#### DATA EXCERPTS ####

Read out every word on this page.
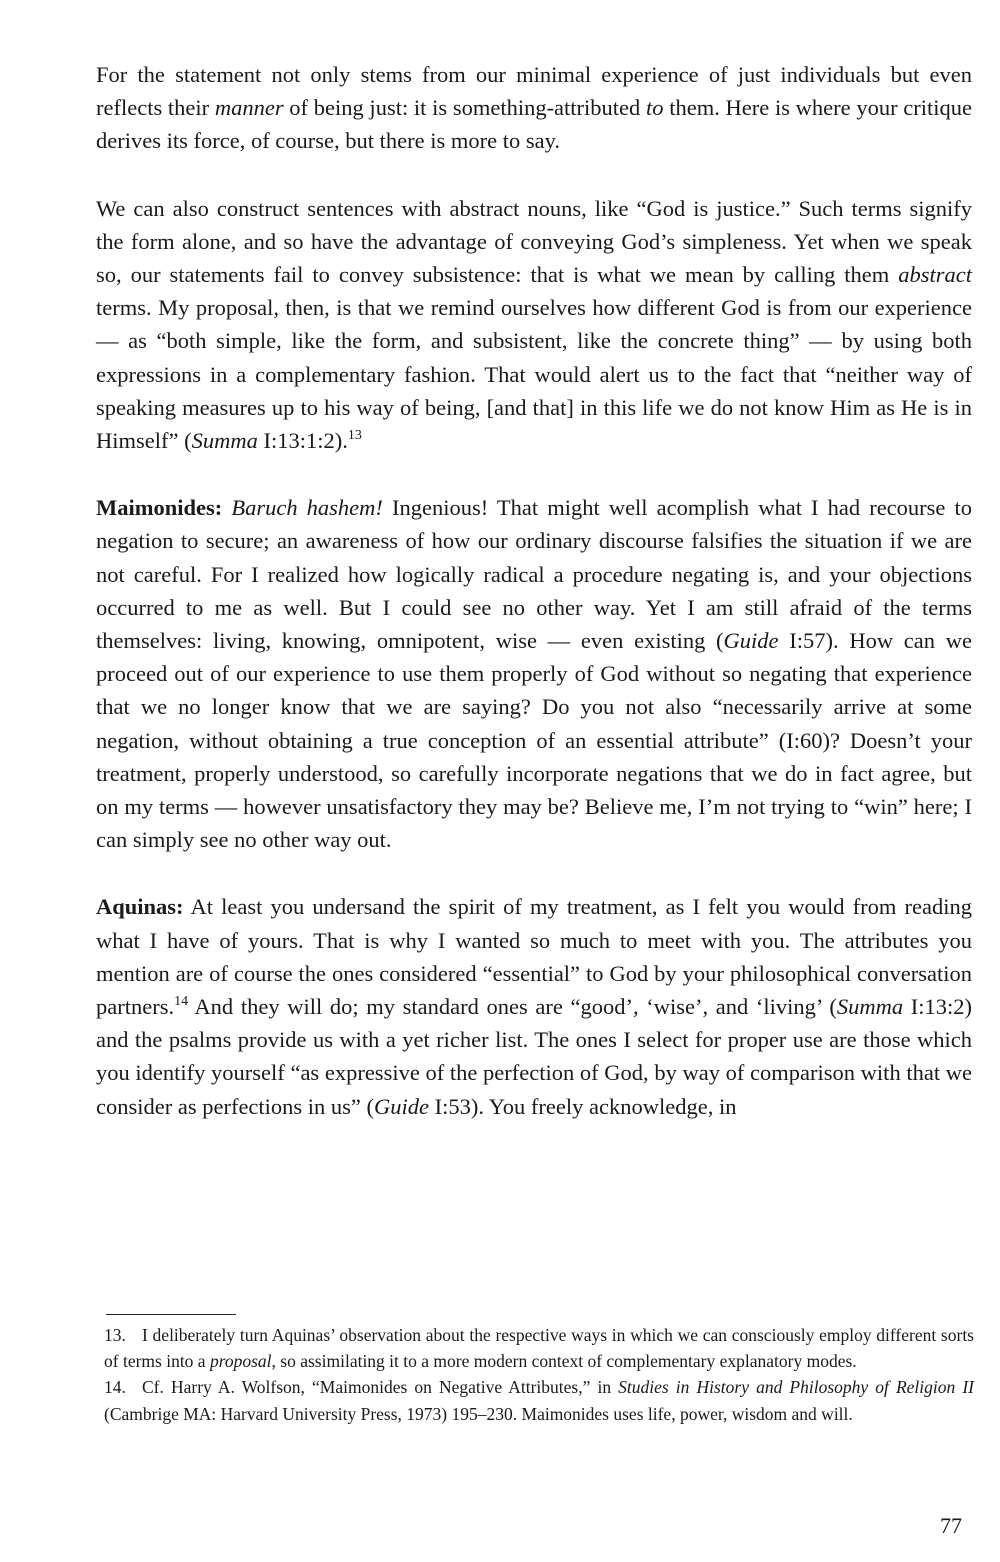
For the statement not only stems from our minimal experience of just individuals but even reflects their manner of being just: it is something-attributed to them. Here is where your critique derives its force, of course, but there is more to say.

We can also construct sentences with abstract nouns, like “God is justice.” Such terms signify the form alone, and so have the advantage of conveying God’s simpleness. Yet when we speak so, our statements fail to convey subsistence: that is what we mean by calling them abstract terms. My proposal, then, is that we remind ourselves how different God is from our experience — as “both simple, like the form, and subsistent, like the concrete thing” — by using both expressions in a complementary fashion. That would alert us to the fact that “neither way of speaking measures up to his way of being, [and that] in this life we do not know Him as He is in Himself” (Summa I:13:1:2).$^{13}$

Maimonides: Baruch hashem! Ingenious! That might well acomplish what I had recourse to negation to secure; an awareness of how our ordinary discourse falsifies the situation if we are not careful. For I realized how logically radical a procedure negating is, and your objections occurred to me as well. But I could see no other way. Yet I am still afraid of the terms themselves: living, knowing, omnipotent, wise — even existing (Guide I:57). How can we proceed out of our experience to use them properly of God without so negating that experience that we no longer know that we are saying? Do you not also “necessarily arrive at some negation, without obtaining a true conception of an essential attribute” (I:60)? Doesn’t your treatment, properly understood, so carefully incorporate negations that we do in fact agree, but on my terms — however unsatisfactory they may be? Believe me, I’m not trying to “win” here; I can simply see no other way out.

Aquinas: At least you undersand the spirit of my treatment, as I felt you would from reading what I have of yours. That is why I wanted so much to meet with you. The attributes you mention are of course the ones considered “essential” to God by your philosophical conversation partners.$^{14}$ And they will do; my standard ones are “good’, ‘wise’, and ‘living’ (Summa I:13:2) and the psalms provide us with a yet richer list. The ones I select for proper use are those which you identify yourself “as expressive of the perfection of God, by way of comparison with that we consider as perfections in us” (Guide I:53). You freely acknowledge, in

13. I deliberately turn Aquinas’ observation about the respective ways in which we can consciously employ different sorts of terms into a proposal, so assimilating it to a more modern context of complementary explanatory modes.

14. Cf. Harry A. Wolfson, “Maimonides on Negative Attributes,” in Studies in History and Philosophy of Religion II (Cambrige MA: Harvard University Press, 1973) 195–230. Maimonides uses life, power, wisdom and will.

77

####

**OBJECTIVE**:
Repeat all of the entries word for word, but omit the pictures.

**TASK RESULT**:
Read out every word on this page.
For the statement not only stems from our minimal experience of just individuals but even reflects their manner of being just: it is something-attributed to them. Here is where your critique derives its force, of course, but there is more to say.

We can also construct sentences with abstract nouns, like “God is justice.” Such terms signify the form alone, and so have the advantage of conveying God’s simpleness. Yet when we speak so, our statements fail to convey subsistence: that is what we mean by calling them abstract terms. My proposal, then, is that we remind ourselves how different God is from our experience — as “both simple, like the form, and subsistent, like the concrete thing” — by using both expressions in a complementary fashion. That would alert us to the fact that “neither way of speaking measures up to his way of being, [and that] in this life we do not know Him as He is in Himself” (Summa I:13:1:2).$^{13}$

Maimonides: Baruch hashem! Ingenious! That might well acomplish what I had recourse to negation to secure; an awareness of how our ordinary discourse falsifies the situation if we are not careful. For I realized how logically radical a procedure negating is, and your objections occurred to me as well. But I could see no other way. Yet I am still afraid of the terms themselves: living, knowing, omnipotent, wise — even existing (Guide I:57). How can we proceed out of our experience to use them properly of God without so negating that experience that we no longer know that we are saying? Do you not also “necessarily arrive at some negation, without obtaining a true conception of an essential attribute” (I:60)? Doesn’t your treatment, properly understood, so carefully incorporate negations that we do in fact agree, but on my terms — however unsatisfactory they may be? Believe me, I’m not trying to “win” here; I can simply see no other way out.

Aquinas: At least you undersand the spirit of my treatment, as I felt you would from reading what I have of yours. That is why I wanted so much to meet with you. The attributes you mention are of course the ones considered “essential” to God by your philosophical conversation partners.$^{14}$ And they will do; my standard ones are “good’, ‘wise’, and ‘living’ (Summa I:13:2) and the psalms provide us with a yet richer list. The ones I select for proper use are those which you identify yourself “as expressive of the perfection of God, by way of comparison with that we consider as perfections in us” (Guide I:53). You freely acknowledge, in

13. I deliberately turn Aquinas’ observation about the respective ways in which we can consciously employ different sorts of terms into a proposal, so assimilating it to a more modern context of complementary explanatory modes.

14. Cf. Harry A. Wolfson, “Maimonides on Negative Attributes,” in Studies in History and Philosophy of Religion II (Cambrige MA: Harvard University Press, 1973) 195–230. Maimonides uses life, power, wisdom and will.

77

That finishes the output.